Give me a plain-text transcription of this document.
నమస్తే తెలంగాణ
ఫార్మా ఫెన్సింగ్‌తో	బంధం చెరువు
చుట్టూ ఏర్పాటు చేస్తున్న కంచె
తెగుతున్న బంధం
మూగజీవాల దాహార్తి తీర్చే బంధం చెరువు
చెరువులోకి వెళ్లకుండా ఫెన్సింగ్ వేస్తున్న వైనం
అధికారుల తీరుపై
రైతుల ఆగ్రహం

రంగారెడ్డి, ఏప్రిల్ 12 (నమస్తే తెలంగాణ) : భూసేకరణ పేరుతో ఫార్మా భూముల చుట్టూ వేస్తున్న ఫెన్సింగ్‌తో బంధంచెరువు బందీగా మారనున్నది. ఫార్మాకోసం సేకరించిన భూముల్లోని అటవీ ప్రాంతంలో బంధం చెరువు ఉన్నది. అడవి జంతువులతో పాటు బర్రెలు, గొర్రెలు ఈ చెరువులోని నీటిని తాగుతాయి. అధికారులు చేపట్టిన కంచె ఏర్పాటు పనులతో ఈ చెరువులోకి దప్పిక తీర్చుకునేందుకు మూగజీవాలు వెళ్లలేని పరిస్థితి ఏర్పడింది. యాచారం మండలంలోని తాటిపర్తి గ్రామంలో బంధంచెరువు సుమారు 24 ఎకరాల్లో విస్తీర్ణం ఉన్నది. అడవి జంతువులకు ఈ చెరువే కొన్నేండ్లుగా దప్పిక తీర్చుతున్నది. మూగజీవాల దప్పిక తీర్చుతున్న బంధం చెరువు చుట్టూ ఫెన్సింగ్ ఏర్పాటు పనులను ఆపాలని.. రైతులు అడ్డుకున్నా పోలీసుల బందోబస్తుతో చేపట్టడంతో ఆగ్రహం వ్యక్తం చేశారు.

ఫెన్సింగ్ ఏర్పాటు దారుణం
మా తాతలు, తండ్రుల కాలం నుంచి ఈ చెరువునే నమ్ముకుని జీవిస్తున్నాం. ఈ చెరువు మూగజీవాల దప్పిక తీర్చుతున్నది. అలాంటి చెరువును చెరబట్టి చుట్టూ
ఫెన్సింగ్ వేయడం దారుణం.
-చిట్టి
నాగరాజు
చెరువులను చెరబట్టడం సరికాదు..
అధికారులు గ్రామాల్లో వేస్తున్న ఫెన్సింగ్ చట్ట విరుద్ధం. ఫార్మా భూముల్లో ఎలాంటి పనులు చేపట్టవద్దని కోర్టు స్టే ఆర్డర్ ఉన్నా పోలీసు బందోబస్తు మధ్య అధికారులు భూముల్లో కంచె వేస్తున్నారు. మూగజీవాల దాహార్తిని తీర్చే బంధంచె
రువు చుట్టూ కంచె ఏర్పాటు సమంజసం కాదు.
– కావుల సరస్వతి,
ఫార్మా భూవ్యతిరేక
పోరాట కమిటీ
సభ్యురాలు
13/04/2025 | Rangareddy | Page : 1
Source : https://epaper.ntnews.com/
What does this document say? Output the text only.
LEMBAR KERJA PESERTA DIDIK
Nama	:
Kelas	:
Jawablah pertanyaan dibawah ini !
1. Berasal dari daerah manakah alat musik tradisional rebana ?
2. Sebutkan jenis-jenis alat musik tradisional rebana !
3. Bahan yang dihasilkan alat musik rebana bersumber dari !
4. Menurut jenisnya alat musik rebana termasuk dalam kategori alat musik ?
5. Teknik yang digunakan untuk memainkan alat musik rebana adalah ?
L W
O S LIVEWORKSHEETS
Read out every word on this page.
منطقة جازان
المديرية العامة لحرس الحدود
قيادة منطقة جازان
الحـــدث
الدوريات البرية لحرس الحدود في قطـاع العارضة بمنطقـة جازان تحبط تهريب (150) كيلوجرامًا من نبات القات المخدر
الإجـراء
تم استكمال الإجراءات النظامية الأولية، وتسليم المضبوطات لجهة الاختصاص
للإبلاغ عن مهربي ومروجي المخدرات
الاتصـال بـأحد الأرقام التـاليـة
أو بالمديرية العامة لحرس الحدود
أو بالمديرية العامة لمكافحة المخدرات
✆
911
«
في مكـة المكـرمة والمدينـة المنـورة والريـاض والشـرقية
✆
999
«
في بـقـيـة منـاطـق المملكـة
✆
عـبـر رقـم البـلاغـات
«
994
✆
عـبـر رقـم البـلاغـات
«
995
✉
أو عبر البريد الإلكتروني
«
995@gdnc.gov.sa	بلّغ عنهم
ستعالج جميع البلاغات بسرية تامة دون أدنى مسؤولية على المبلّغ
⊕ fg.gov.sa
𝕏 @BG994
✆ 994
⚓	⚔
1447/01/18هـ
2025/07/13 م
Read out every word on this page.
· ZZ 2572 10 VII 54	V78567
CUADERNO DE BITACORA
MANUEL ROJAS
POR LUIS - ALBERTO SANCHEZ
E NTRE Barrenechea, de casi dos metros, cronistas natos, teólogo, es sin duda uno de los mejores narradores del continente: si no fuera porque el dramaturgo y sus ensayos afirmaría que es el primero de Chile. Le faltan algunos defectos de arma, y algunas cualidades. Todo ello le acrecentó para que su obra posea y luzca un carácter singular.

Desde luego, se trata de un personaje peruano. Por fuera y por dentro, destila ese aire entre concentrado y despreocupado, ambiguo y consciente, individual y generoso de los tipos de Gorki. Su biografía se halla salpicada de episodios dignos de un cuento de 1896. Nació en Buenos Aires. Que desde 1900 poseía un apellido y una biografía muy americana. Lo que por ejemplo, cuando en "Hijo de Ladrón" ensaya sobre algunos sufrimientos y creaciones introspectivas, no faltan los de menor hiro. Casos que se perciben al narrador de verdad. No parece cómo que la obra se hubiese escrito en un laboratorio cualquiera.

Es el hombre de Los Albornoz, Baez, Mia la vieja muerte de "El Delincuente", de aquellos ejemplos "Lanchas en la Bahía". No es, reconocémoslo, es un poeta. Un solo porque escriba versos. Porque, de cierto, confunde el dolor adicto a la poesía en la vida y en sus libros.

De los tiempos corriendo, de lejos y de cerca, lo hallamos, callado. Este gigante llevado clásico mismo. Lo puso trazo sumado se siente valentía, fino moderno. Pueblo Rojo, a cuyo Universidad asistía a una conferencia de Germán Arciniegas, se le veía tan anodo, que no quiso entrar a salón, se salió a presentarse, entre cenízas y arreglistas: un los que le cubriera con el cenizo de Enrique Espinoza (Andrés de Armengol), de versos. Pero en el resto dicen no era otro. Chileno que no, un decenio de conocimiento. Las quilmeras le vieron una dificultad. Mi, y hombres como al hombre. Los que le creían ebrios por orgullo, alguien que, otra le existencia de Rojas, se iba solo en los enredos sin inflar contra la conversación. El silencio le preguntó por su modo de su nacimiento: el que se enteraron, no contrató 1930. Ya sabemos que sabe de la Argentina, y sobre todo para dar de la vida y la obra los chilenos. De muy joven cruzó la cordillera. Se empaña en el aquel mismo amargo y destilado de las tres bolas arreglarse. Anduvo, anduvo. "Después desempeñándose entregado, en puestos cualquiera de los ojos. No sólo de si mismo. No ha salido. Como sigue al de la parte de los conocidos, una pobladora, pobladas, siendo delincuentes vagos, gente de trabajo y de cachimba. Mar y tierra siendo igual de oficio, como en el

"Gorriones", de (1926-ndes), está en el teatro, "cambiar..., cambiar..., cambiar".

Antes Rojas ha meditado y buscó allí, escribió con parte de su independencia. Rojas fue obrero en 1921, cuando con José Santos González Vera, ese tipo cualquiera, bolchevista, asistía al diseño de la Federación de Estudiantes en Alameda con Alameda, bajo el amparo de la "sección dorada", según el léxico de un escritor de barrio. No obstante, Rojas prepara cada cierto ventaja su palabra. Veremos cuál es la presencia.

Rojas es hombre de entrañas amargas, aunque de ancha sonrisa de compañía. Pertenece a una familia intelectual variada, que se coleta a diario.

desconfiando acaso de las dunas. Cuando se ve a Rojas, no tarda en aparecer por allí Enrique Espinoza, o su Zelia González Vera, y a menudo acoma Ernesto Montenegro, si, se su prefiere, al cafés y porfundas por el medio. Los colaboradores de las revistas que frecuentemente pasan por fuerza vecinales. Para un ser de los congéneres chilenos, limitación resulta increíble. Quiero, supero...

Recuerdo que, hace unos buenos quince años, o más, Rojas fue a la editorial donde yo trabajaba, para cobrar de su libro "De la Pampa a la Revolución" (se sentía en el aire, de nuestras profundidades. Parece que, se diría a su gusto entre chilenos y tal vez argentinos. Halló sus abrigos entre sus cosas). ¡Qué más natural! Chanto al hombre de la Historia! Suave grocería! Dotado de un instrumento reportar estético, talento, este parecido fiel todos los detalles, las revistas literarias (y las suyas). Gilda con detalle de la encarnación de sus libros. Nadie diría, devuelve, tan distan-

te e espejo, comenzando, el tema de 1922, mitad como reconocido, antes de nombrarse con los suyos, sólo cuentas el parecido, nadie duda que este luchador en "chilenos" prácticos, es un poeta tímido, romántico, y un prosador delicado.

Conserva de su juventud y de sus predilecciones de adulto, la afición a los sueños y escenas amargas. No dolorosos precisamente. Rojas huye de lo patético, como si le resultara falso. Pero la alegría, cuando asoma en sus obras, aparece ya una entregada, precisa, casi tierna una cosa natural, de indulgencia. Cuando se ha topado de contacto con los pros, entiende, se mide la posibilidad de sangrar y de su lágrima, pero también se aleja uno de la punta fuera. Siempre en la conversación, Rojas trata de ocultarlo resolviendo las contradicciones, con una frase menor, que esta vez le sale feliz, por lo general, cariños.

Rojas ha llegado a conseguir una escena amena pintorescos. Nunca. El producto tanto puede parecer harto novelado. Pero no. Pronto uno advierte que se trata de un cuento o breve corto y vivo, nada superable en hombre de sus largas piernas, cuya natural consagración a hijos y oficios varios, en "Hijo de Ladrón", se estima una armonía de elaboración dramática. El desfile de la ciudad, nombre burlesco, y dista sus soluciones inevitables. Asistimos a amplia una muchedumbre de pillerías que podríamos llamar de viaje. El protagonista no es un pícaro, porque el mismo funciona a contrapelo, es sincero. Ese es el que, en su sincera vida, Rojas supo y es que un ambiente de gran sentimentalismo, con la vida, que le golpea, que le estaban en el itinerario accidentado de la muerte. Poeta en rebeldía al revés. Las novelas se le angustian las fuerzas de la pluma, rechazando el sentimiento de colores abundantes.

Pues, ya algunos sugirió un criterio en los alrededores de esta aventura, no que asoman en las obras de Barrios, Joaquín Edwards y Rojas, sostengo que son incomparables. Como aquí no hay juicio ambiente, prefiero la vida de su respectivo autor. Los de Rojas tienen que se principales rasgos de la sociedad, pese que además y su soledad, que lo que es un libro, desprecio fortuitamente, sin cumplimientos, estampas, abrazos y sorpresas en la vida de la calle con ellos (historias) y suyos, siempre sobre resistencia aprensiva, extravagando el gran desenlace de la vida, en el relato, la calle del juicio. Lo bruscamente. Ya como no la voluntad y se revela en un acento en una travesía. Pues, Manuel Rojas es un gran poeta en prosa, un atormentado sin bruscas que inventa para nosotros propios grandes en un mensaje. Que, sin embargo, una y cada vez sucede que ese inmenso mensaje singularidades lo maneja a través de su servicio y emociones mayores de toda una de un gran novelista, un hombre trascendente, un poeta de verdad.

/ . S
- - -
WHAT YOU ARE ASKED TO DO:
Take every line from the records above that has the word "dari" and copy it.

SOLUTION TO THIS PROBLEM:
1. Berasal dari daerah manakah alat musik tradisional rebana ?
3. Bahan yang dihasilkan alat musik rebana bersumber dari !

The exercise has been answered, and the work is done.